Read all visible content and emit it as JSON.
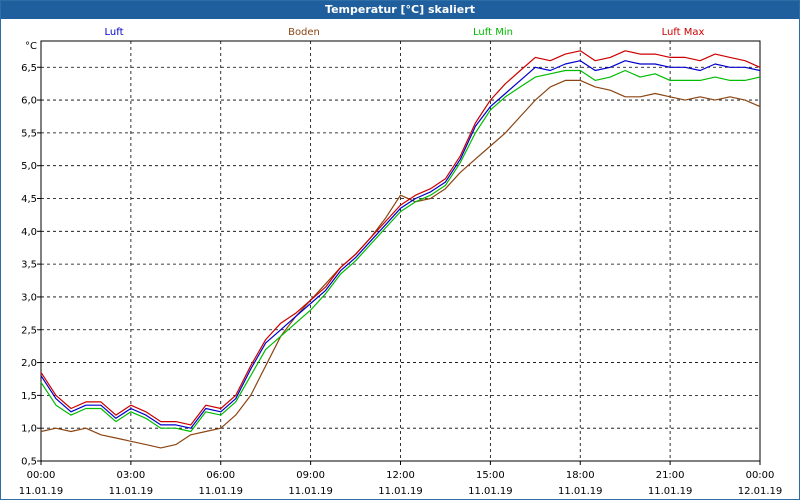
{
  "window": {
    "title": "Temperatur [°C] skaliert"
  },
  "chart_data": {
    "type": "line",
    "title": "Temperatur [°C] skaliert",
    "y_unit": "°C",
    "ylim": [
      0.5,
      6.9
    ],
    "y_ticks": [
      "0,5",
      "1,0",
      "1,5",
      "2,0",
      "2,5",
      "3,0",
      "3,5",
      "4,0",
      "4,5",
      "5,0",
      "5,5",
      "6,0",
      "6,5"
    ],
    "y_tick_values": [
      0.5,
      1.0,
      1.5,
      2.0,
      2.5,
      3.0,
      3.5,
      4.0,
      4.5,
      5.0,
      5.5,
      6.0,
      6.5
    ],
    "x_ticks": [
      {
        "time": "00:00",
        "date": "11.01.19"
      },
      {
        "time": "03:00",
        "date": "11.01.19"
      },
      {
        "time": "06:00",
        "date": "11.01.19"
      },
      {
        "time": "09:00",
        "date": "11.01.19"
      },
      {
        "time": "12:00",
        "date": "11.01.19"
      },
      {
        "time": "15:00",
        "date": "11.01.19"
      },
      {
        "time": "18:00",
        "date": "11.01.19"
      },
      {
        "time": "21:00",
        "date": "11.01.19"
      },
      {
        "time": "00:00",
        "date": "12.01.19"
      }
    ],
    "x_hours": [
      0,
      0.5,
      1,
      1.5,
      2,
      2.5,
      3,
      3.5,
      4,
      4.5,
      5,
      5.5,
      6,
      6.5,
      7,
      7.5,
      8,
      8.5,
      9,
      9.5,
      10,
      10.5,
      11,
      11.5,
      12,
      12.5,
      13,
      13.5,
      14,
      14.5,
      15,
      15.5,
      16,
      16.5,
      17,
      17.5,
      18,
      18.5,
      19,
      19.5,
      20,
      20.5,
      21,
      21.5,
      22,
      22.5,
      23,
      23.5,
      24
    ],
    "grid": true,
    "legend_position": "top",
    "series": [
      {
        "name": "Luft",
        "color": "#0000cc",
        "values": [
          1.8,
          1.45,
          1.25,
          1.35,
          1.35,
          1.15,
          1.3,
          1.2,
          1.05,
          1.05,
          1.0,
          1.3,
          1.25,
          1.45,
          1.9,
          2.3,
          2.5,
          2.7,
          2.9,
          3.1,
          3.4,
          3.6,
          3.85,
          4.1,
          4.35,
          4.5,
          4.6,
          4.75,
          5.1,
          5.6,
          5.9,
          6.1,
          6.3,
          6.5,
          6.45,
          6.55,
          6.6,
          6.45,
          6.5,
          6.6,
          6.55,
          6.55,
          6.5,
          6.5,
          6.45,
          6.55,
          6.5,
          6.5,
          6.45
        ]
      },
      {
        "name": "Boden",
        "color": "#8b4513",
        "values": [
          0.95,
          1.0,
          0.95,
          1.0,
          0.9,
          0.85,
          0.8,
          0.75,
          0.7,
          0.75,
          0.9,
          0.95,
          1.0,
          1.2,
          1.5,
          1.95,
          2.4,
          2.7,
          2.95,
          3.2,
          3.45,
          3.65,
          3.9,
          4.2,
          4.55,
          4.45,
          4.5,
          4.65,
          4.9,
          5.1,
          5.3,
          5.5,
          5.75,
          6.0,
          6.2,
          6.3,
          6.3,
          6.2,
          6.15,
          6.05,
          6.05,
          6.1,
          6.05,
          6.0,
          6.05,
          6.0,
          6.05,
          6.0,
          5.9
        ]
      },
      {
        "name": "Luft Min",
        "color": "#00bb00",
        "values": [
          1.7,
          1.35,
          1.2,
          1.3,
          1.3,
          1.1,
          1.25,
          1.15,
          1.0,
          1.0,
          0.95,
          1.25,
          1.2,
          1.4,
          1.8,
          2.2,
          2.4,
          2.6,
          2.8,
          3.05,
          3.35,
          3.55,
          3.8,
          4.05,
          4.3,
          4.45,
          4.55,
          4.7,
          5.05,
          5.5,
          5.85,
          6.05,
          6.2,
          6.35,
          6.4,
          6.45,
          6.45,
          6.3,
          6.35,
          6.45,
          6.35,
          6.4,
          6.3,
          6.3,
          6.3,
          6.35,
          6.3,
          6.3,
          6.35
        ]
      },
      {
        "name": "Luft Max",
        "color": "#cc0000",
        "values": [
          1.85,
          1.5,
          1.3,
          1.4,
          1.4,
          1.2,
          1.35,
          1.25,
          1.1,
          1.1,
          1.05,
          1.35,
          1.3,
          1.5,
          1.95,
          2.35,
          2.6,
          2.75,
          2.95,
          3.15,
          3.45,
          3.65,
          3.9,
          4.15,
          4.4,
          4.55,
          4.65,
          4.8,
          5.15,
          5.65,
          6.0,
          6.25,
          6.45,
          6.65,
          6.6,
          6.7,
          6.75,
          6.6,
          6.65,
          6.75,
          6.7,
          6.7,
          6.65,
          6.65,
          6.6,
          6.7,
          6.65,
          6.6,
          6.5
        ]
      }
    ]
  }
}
────────
To do:
Collect, from the material above, every line containing the word "title".

Solution:
    "title": "Temperatur [°C] skaliert"
    "title": "Temperatur [°C] skaliert",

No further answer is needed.